→ Problem:
Return the entries below in their exact form, leaving the pictures out.
++++
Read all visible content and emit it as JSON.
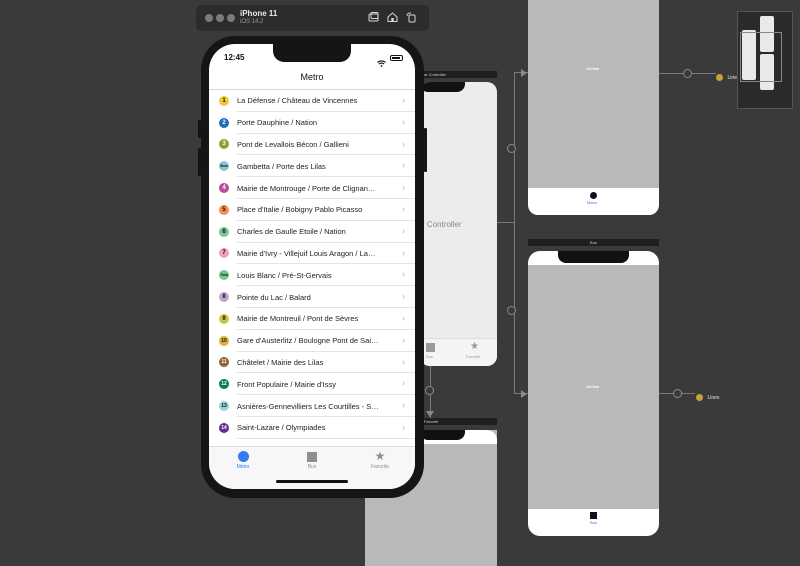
{
  "simulator": {
    "device": "iPhone 11",
    "os": "iOS 14.2",
    "icons": [
      "screenshot-icon",
      "home-icon",
      "rotate-icon"
    ]
  },
  "storyboard": {
    "controller_header": "ar Controller",
    "controller_center": "r Controller",
    "controller_tabs": [
      "Metro",
      "Bus",
      "Favorite"
    ],
    "metro_scene": {
      "uiview": "UIView",
      "tab": "Metro"
    },
    "bus_scene": {
      "title": "Bus",
      "uiview": "UIView",
      "tab": "Bus"
    },
    "favorite_scene": {
      "title": "Favorite"
    },
    "lines_label_1": "Lines",
    "lines_label_2": "Lines"
  },
  "status_bar": {
    "time": "12:45"
  },
  "nav": {
    "title": "Metro"
  },
  "lines": [
    {
      "num": "1",
      "label": "La Défense / Château de Vincennes",
      "color": "#f2c931",
      "text": "#111111"
    },
    {
      "num": "2",
      "label": "Porte Dauphine / Nation",
      "color": "#216eb4",
      "text": "#ffffff"
    },
    {
      "num": "3",
      "label": "Pont de Levallois Bécon / Gallieni",
      "color": "#9a993a",
      "text": "#ffffff"
    },
    {
      "num": "3bis",
      "label": "Gambetta / Porte des Lilas",
      "color": "#89c7d6",
      "text": "#111111"
    },
    {
      "num": "4",
      "label": "Mairie de Montrouge / Porte de Clignan…",
      "color": "#bb4b9c",
      "text": "#ffffff"
    },
    {
      "num": "5",
      "label": "Place d'Italie / Bobigny Pablo Picasso",
      "color": "#f68f4b",
      "text": "#111111"
    },
    {
      "num": "6",
      "label": "Charles de Gaulle Etoile / Nation",
      "color": "#77c696",
      "text": "#111111"
    },
    {
      "num": "7",
      "label": "Mairie d'Ivry - Villejuif Louis Aragon / La…",
      "color": "#f59fb3",
      "text": "#111111"
    },
    {
      "num": "7bis",
      "label": "Louis Blanc / Pré-St-Gervais",
      "color": "#77c696",
      "text": "#111111"
    },
    {
      "num": "8",
      "label": "Pointe du Lac / Balard",
      "color": "#c5a3cd",
      "text": "#111111"
    },
    {
      "num": "9",
      "label": "Mairie de Montreuil / Pont de Sèvres",
      "color": "#cdc83f",
      "text": "#111111"
    },
    {
      "num": "10",
      "label": "Gare d'Austerlitz / Boulogne Pont de Sai…",
      "color": "#e0b03b",
      "text": "#111111"
    },
    {
      "num": "11",
      "label": "Châtelet / Mairie des Lilas",
      "color": "#8d6538",
      "text": "#ffffff"
    },
    {
      "num": "12",
      "label": "Front Populaire / Mairie d'Issy",
      "color": "#00814f",
      "text": "#ffffff"
    },
    {
      "num": "13",
      "label": "Asnières-Gennevilliers Les Courtilles - S…",
      "color": "#98d4e2",
      "text": "#111111"
    },
    {
      "num": "14",
      "label": "Saint-Lazare / Olympiades",
      "color": "#662c91",
      "text": "#ffffff"
    }
  ],
  "tabbar": {
    "tabs": [
      {
        "label": "Metro",
        "icon": "circle-icon",
        "color": "#2f7cf6"
      },
      {
        "label": "Bus",
        "icon": "square-icon",
        "color": "#8e8e8e"
      },
      {
        "label": "Favorite",
        "icon": "star-icon",
        "color": "#8e8e8e"
      }
    ]
  }
}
++++
→ Response for this exercise:
Read all visible content and emit it as JSON.
{
  "simulator": {
    "device": "iPhone 11",
    "os": "iOS 14.2",
    "icons": [
      "screenshot-icon",
      "home-icon",
      "rotate-icon"
    ]
  },
  "storyboard": {
    "controller_header": "ar Controller",
    "controller_center": "r Controller",
    "controller_tabs": [
      "Metro",
      "Bus",
      "Favorite"
    ],
    "metro_scene": {
      "uiview": "UIView",
      "tab": "Metro"
    },
    "bus_scene": {
      "title": "Bus",
      "uiview": "UIView",
      "tab": "Bus"
    },
    "favorite_scene": {
      "title": "Favorite"
    },
    "lines_label_1": "Lines",
    "lines_label_2": "Lines"
  },
  "status_bar": {
    "time": "12:45"
  },
  "nav": {
    "title": "Metro"
  },
  "lines": [
    {
      "num": "1",
      "label": "La Défense / Château de Vincennes",
      "color": "#f2c931",
      "text": "#111111"
    },
    {
      "num": "2",
      "label": "Porte Dauphine / Nation",
      "color": "#216eb4",
      "text": "#ffffff"
    },
    {
      "num": "3",
      "label": "Pont de Levallois Bécon / Gallieni",
      "color": "#9a993a",
      "text": "#ffffff"
    },
    {
      "num": "3bis",
      "label": "Gambetta / Porte des Lilas",
      "color": "#89c7d6",
      "text": "#111111"
    },
    {
      "num": "4",
      "label": "Mairie de Montrouge / Porte de Clignan…",
      "color": "#bb4b9c",
      "text": "#ffffff"
    },
    {
      "num": "5",
      "label": "Place d'Italie / Bobigny Pablo Picasso",
      "color": "#f68f4b",
      "text": "#111111"
    },
    {
      "num": "6",
      "label": "Charles de Gaulle Etoile / Nation",
      "color": "#77c696",
      "text": "#111111"
    },
    {
      "num": "7",
      "label": "Mairie d'Ivry - Villejuif Louis Aragon / La…",
      "color": "#f59fb3",
      "text": "#111111"
    },
    {
      "num": "7bis",
      "label": "Louis Blanc / Pré-St-Gervais",
      "color": "#77c696",
      "text": "#111111"
    },
    {
      "num": "8",
      "label": "Pointe du Lac / Balard",
      "color": "#c5a3cd",
      "text": "#111111"
    },
    {
      "num": "9",
      "label": "Mairie de Montreuil / Pont de Sèvres",
      "color": "#cdc83f",
      "text": "#111111"
    },
    {
      "num": "10",
      "label": "Gare d'Austerlitz / Boulogne Pont de Sai…",
      "color": "#e0b03b",
      "text": "#111111"
    },
    {
      "num": "11",
      "label": "Châtelet / Mairie des Lilas",
      "color": "#8d6538",
      "text": "#ffffff"
    },
    {
      "num": "12",
      "label": "Front Populaire / Mairie d'Issy",
      "color": "#00814f",
      "text": "#ffffff"
    },
    {
      "num": "13",
      "label": "Asnières-Gennevilliers Les Courtilles - S…",
      "color": "#98d4e2",
      "text": "#111111"
    },
    {
      "num": "14",
      "label": "Saint-Lazare / Olympiades",
      "color": "#662c91",
      "text": "#ffffff"
    }
  ],
  "tabbar": {
    "tabs": [
      {
        "label": "Metro",
        "icon": "circle-icon",
        "color": "#2f7cf6"
      },
      {
        "label": "Bus",
        "icon": "square-icon",
        "color": "#8e8e8e"
      },
      {
        "label": "Favorite",
        "icon": "star-icon",
        "color": "#8e8e8e"
      }
    ]
  }
}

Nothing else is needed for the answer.